WHAT YOU HAVE TO DO: Read through the data and count the lines that contain the string "name"; give only the result.

EXCERPTED RECORDS:
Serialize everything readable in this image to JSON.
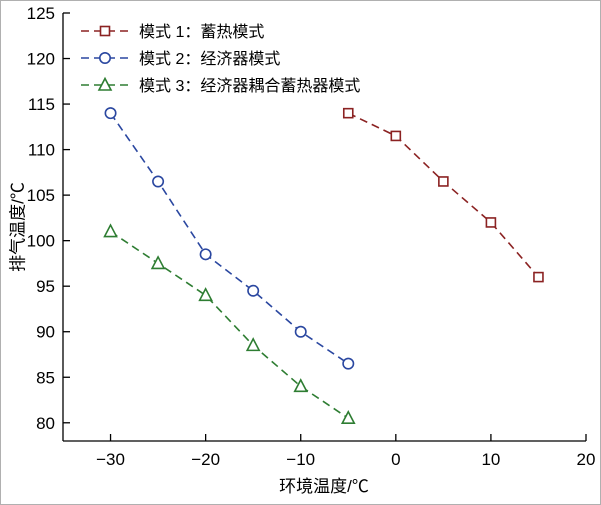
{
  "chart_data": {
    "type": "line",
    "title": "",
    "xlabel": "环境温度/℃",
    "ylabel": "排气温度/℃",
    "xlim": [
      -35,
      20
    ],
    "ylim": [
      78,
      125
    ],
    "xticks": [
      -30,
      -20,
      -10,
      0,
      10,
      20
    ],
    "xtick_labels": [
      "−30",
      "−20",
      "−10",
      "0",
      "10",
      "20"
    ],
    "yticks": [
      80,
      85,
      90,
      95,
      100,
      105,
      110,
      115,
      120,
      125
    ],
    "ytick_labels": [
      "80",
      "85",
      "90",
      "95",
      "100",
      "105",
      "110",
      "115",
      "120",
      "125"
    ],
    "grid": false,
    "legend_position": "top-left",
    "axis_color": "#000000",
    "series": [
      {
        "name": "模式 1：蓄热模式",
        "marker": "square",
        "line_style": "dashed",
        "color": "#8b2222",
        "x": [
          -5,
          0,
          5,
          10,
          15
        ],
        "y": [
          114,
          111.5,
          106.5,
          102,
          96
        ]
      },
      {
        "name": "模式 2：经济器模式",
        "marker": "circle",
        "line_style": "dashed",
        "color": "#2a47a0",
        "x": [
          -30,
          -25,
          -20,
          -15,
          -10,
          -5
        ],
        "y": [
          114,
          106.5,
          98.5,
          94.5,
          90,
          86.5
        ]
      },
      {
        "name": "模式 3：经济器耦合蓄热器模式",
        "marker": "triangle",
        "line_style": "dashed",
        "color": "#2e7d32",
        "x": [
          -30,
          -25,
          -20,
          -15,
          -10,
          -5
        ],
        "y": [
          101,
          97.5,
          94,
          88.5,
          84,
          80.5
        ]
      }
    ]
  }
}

WRITTEN ANSWER: 3